* BEGIN Dataset *

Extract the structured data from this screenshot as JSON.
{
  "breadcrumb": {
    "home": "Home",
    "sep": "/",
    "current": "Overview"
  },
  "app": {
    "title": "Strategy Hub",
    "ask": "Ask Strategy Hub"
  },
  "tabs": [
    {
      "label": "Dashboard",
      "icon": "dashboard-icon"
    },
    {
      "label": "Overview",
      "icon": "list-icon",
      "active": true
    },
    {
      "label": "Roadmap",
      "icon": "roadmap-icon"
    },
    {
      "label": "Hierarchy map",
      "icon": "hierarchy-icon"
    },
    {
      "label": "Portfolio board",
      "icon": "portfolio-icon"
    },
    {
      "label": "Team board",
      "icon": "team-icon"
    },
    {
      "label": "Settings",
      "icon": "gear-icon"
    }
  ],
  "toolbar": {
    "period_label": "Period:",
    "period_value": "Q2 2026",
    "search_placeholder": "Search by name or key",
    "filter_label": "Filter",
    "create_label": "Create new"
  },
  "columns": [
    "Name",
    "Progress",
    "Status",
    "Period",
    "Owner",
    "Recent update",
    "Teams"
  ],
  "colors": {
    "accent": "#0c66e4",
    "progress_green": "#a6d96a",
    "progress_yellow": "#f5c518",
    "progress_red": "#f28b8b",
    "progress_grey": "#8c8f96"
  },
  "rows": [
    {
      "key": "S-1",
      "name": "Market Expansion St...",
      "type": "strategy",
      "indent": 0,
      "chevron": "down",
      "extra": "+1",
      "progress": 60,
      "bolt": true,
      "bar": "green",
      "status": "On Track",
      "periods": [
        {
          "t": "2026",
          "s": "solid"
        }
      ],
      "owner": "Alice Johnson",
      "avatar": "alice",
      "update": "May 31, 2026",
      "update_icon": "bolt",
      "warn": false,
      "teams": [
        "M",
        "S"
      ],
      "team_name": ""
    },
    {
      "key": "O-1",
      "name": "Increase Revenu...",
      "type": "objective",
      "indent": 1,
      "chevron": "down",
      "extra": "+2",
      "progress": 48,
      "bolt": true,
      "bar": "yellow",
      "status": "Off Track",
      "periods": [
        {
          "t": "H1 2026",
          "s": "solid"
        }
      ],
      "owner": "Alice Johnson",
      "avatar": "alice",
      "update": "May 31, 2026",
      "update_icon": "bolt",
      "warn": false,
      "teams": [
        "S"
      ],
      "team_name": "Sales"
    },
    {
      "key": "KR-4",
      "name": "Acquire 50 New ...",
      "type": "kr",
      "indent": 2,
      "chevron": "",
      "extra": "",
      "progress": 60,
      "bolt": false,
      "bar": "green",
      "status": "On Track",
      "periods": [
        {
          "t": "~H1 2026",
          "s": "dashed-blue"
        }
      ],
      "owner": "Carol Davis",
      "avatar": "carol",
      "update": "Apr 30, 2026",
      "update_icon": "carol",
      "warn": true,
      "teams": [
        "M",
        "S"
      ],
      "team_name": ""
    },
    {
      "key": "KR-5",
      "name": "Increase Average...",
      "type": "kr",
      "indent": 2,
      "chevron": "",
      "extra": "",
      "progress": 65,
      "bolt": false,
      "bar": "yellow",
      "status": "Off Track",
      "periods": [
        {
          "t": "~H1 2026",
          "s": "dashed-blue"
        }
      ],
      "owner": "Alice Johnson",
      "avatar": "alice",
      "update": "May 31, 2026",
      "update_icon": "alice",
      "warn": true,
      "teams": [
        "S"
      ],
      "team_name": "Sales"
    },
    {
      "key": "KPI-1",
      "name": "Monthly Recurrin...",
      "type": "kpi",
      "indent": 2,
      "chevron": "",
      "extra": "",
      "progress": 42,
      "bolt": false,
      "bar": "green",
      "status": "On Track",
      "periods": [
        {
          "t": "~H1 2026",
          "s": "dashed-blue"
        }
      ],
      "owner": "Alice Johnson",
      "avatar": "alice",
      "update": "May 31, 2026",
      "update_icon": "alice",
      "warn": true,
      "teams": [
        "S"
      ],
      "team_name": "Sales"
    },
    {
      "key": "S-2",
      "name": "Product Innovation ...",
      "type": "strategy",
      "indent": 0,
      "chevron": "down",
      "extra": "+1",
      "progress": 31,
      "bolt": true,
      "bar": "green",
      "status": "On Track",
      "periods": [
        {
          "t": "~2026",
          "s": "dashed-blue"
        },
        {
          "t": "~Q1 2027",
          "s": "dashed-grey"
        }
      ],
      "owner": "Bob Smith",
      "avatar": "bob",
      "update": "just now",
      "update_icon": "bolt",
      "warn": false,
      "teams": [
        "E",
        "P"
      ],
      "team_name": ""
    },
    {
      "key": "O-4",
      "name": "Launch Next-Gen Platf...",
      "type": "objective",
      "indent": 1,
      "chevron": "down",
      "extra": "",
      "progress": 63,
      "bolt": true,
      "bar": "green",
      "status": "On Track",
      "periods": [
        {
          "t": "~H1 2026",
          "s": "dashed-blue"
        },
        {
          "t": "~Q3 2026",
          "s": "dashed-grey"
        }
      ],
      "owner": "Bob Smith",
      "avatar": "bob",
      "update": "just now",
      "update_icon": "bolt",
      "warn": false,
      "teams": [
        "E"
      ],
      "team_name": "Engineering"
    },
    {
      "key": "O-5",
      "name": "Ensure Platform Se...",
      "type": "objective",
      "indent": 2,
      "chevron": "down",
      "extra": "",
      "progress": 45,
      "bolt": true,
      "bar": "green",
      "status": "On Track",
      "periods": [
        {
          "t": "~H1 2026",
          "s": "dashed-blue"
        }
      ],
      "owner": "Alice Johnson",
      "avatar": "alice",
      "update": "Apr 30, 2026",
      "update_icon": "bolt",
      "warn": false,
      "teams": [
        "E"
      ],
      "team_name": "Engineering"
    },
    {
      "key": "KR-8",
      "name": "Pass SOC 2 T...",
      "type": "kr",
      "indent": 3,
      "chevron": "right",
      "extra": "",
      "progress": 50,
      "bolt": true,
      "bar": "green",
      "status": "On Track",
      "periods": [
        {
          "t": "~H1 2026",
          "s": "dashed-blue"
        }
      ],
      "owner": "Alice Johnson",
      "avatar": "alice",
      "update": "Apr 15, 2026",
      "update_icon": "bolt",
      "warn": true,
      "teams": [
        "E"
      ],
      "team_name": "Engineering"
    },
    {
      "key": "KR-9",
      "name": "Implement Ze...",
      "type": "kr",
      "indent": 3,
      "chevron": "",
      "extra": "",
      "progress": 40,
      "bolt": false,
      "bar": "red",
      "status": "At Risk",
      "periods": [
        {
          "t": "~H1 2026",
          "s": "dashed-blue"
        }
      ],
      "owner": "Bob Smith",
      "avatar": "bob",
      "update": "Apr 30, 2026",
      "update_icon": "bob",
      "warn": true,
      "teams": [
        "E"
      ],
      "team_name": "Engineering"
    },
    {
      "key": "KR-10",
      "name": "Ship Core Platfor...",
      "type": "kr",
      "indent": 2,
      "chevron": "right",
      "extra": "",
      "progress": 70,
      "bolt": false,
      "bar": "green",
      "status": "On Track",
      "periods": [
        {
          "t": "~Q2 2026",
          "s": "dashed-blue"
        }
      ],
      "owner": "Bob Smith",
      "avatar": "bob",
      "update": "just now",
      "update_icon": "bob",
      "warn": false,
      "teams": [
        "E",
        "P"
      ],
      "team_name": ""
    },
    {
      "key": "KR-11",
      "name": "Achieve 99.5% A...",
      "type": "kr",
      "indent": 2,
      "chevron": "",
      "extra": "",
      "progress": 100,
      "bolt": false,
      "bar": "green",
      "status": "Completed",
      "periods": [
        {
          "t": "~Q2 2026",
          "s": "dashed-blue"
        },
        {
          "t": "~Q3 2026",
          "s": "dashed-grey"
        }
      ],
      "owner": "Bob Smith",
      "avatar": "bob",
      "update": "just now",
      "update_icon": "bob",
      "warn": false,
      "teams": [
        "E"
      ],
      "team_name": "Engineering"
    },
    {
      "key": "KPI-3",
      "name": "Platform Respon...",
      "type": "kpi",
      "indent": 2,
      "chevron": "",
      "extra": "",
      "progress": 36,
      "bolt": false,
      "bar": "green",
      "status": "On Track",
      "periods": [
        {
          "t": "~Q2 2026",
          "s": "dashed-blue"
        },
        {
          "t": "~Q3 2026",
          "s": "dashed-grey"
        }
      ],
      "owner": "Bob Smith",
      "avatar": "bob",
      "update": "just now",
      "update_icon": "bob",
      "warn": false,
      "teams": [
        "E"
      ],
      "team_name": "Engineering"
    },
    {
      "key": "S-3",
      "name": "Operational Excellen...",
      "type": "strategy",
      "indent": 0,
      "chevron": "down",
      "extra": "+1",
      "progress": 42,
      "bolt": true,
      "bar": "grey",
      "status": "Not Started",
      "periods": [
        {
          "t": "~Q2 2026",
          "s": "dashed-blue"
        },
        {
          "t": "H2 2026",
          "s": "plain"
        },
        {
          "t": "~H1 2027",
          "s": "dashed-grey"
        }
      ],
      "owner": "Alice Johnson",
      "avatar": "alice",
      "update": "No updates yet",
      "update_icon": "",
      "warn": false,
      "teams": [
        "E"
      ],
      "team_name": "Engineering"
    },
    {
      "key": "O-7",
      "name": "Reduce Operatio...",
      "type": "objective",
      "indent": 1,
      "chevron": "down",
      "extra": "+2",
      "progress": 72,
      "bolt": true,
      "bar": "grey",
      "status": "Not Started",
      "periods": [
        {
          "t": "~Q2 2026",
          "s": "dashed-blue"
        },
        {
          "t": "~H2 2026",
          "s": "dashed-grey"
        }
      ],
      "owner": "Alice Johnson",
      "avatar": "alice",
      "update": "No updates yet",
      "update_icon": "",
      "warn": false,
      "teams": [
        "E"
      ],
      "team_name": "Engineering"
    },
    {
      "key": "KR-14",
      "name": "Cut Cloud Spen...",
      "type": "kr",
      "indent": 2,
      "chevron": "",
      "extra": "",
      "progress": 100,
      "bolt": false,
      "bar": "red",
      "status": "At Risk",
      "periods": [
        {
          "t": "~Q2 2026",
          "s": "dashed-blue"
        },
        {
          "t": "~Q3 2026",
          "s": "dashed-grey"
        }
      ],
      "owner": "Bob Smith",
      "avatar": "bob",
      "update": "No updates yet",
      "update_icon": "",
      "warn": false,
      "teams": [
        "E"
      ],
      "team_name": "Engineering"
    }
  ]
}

* END Dataset *

Do this:
Working from the entries above, return all lines that contain "Increase".

Solution to this exercise:
      "name": "Increase Revenu...",
      "name": "Increase Average...",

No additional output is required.